Reproduce the records below exactly, leaving out any pictures.

━━ Data to process ━━

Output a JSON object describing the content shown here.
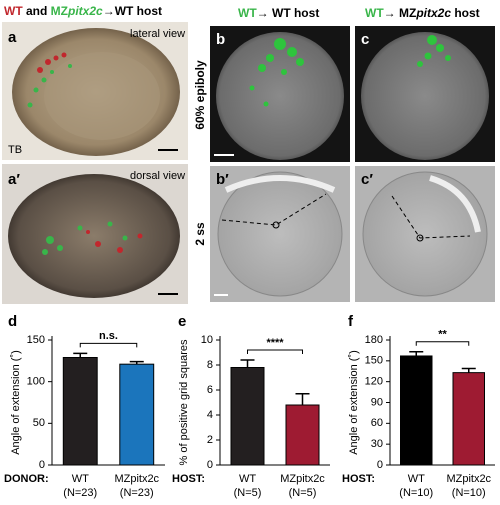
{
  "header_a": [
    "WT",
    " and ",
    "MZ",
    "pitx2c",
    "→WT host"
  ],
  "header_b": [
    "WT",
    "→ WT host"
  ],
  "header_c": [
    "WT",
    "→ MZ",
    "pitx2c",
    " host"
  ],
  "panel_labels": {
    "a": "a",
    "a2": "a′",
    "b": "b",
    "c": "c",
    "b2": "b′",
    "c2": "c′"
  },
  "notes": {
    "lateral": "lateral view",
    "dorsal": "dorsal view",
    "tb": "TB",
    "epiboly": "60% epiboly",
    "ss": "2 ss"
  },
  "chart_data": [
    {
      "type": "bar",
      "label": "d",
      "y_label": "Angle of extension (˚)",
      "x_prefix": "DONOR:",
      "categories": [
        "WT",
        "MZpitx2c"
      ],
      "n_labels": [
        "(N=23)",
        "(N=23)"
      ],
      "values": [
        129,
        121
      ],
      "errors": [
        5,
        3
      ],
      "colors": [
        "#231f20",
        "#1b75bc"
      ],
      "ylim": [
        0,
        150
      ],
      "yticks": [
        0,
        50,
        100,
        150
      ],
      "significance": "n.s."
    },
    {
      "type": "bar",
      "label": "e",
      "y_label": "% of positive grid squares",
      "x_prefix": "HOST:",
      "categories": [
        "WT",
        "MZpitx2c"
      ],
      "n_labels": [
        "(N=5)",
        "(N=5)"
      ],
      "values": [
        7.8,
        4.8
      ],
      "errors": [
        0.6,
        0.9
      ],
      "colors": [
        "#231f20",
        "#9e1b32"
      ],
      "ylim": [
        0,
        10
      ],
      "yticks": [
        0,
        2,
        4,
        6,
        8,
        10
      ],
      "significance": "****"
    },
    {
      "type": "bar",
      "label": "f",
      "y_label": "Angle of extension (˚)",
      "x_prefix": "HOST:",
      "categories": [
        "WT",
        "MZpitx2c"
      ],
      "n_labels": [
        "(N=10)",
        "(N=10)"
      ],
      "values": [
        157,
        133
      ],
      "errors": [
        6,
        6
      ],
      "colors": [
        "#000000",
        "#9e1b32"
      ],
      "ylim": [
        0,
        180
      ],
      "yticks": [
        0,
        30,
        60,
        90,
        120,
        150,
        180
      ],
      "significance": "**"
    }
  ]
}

━━━

Result of this task
Output a JSON object describing the content shown here.
{
  "header_a": [
    "WT",
    " and ",
    "MZ",
    "pitx2c",
    "→WT host"
  ],
  "header_b": [
    "WT",
    "→ WT host"
  ],
  "header_c": [
    "WT",
    "→ MZ",
    "pitx2c",
    " host"
  ],
  "panel_labels": {
    "a": "a",
    "a2": "a′",
    "b": "b",
    "c": "c",
    "b2": "b′",
    "c2": "c′"
  },
  "notes": {
    "lateral": "lateral view",
    "dorsal": "dorsal view",
    "tb": "TB",
    "epiboly": "60% epiboly",
    "ss": "2 ss"
  },
  "chart_data": [
    {
      "type": "bar",
      "label": "d",
      "y_label": "Angle of extension (˚)",
      "x_prefix": "DONOR:",
      "categories": [
        "WT",
        "MZpitx2c"
      ],
      "n_labels": [
        "(N=23)",
        "(N=23)"
      ],
      "values": [
        129,
        121
      ],
      "errors": [
        5,
        3
      ],
      "colors": [
        "#231f20",
        "#1b75bc"
      ],
      "ylim": [
        0,
        150
      ],
      "yticks": [
        0,
        50,
        100,
        150
      ],
      "significance": "n.s."
    },
    {
      "type": "bar",
      "label": "e",
      "y_label": "% of positive grid squares",
      "x_prefix": "HOST:",
      "categories": [
        "WT",
        "MZpitx2c"
      ],
      "n_labels": [
        "(N=5)",
        "(N=5)"
      ],
      "values": [
        7.8,
        4.8
      ],
      "errors": [
        0.6,
        0.9
      ],
      "colors": [
        "#231f20",
        "#9e1b32"
      ],
      "ylim": [
        0,
        10
      ],
      "yticks": [
        0,
        2,
        4,
        6,
        8,
        10
      ],
      "significance": "****"
    },
    {
      "type": "bar",
      "label": "f",
      "y_label": "Angle of extension (˚)",
      "x_prefix": "HOST:",
      "categories": [
        "WT",
        "MZpitx2c"
      ],
      "n_labels": [
        "(N=10)",
        "(N=10)"
      ],
      "values": [
        157,
        133
      ],
      "errors": [
        6,
        6
      ],
      "colors": [
        "#000000",
        "#9e1b32"
      ],
      "ylim": [
        0,
        180
      ],
      "yticks": [
        0,
        30,
        60,
        90,
        120,
        150,
        180
      ],
      "significance": "**"
    }
  ]
}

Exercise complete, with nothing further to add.